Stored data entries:
____________________
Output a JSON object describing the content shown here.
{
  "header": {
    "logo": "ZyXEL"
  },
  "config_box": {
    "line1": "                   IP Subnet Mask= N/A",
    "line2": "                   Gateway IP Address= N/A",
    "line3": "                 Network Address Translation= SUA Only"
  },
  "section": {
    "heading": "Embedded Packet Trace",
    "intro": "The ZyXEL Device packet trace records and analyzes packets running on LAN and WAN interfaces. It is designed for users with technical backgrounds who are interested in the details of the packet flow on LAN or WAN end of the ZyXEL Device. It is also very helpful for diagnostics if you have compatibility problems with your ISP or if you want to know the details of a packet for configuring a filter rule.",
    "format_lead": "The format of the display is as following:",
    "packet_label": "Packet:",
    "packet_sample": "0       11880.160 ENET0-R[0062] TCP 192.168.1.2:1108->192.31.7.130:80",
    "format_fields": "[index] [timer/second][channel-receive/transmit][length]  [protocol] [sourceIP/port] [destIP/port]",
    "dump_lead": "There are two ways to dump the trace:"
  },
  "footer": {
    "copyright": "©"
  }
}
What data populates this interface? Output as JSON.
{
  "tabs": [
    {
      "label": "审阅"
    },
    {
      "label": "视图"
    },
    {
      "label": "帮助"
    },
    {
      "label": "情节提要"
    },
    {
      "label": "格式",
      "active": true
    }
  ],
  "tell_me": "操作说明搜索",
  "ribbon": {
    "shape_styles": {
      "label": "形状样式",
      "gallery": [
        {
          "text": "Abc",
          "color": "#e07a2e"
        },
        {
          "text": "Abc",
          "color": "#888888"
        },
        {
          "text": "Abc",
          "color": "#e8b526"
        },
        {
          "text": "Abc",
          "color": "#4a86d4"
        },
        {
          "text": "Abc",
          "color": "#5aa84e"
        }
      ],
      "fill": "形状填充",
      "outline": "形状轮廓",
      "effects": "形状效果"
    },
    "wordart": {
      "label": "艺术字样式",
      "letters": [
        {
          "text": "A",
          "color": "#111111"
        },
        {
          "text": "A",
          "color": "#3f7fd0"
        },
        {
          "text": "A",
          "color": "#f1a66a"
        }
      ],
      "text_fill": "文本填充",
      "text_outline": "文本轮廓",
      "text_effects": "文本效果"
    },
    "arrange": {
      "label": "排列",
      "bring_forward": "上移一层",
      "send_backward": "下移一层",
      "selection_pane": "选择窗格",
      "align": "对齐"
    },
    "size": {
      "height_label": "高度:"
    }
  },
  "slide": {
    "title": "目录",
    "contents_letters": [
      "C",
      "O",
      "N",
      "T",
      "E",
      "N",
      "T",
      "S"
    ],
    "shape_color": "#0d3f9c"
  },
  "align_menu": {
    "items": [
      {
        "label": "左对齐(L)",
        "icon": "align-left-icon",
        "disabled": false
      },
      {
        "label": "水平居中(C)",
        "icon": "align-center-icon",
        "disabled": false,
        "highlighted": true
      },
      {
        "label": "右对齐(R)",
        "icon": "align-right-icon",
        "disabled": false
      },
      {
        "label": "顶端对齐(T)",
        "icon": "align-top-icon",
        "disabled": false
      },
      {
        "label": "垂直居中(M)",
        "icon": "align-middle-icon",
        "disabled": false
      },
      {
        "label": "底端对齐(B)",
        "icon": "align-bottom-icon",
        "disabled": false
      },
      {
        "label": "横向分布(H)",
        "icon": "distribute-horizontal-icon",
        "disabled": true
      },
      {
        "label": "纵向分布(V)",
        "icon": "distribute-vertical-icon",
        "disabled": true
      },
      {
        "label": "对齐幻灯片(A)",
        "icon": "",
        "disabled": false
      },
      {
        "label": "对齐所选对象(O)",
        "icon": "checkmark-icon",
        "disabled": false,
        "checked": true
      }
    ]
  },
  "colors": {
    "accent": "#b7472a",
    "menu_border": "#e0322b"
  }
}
____________________
*TASK GOAL*
Restate the listing in full, word for word.

*SOLUTION TO THE EXERCISE*
Output a JSON object describing the content shown here.
{
  "header": {
    "logo": "ZyXEL"
  },
  "config_box": {
    "line1": "                   IP Subnet Mask= N/A",
    "line2": "                   Gateway IP Address= N/A",
    "line3": "                 Network Address Translation= SUA Only"
  },
  "section": {
    "heading": "Embedded Packet Trace",
    "intro": "The ZyXEL Device packet trace records and analyzes packets running on LAN and WAN interfaces. It is designed for users with technical backgrounds who are interested in the details of the packet flow on LAN or WAN end of the ZyXEL Device. It is also very helpful for diagnostics if you have compatibility problems with your ISP or if you want to know the details of a packet for configuring a filter rule.",
    "format_lead": "The format of the display is as following:",
    "packet_label": "Packet:",
    "packet_sample": "0       11880.160 ENET0-R[0062] TCP 192.168.1.2:1108->192.31.7.130:80",
    "format_fields": "[index] [timer/second][channel-receive/transmit][length]  [protocol] [sourceIP/port] [destIP/port]",
    "dump_lead": "There are two ways to dump the trace:"
  },
  "footer": {
    "copyright": "©"
  }
}
What data populates this interface? Output as JSON.
{
  "tabs": [
    {
      "label": "审阅"
    },
    {
      "label": "视图"
    },
    {
      "label": "帮助"
    },
    {
      "label": "情节提要"
    },
    {
      "label": "格式",
      "active": true
    }
  ],
  "tell_me": "操作说明搜索",
  "ribbon": {
    "shape_styles": {
      "label": "形状样式",
      "gallery": [
        {
          "text": "Abc",
          "color": "#e07a2e"
        },
        {
          "text": "Abc",
          "color": "#888888"
        },
        {
          "text": "Abc",
          "color": "#e8b526"
        },
        {
          "text": "Abc",
          "color": "#4a86d4"
        },
        {
          "text": "Abc",
          "color": "#5aa84e"
        }
      ],
      "fill": "形状填充",
      "outline": "形状轮廓",
      "effects": "形状效果"
    },
    "wordart": {
      "label": "艺术字样式",
      "letters": [
        {
          "text": "A",
          "color": "#111111"
        },
        {
          "text": "A",
          "color": "#3f7fd0"
        },
        {
          "text": "A",
          "color": "#f1a66a"
        }
      ],
      "text_fill": "文本填充",
      "text_outline": "文本轮廓",
      "text_effects": "文本效果"
    },
    "arrange": {
      "label": "排列",
      "bring_forward": "上移一层",
      "send_backward": "下移一层",
      "selection_pane": "选择窗格",
      "align": "对齐"
    },
    "size": {
      "height_label": "高度:"
    }
  },
  "slide": {
    "title": "目录",
    "contents_letters": [
      "C",
      "O",
      "N",
      "T",
      "E",
      "N",
      "T",
      "S"
    ],
    "shape_color": "#0d3f9c"
  },
  "align_menu": {
    "items": [
      {
        "label": "左对齐(L)",
        "icon": "align-left-icon",
        "disabled": false
      },
      {
        "label": "水平居中(C)",
        "icon": "align-center-icon",
        "disabled": false,
        "highlighted": true
      },
      {
        "label": "右对齐(R)",
        "icon": "align-right-icon",
        "disabled": false
      },
      {
        "label": "顶端对齐(T)",
        "icon": "align-top-icon",
        "disabled": false
      },
      {
        "label": "垂直居中(M)",
        "icon": "align-middle-icon",
        "disabled": false
      },
      {
        "label": "底端对齐(B)",
        "icon": "align-bottom-icon",
        "disabled": false
      },
      {
        "label": "横向分布(H)",
        "icon": "distribute-horizontal-icon",
        "disabled": true
      },
      {
        "label": "纵向分布(V)",
        "icon": "distribute-vertical-icon",
        "disabled": true
      },
      {
        "label": "对齐幻灯片(A)",
        "icon": "",
        "disabled": false
      },
      {
        "label": "对齐所选对象(O)",
        "icon": "checkmark-icon",
        "disabled": false,
        "checked": true
      }
    ]
  },
  "colors": {
    "accent": "#b7472a",
    "menu_border": "#e0322b"
  }
}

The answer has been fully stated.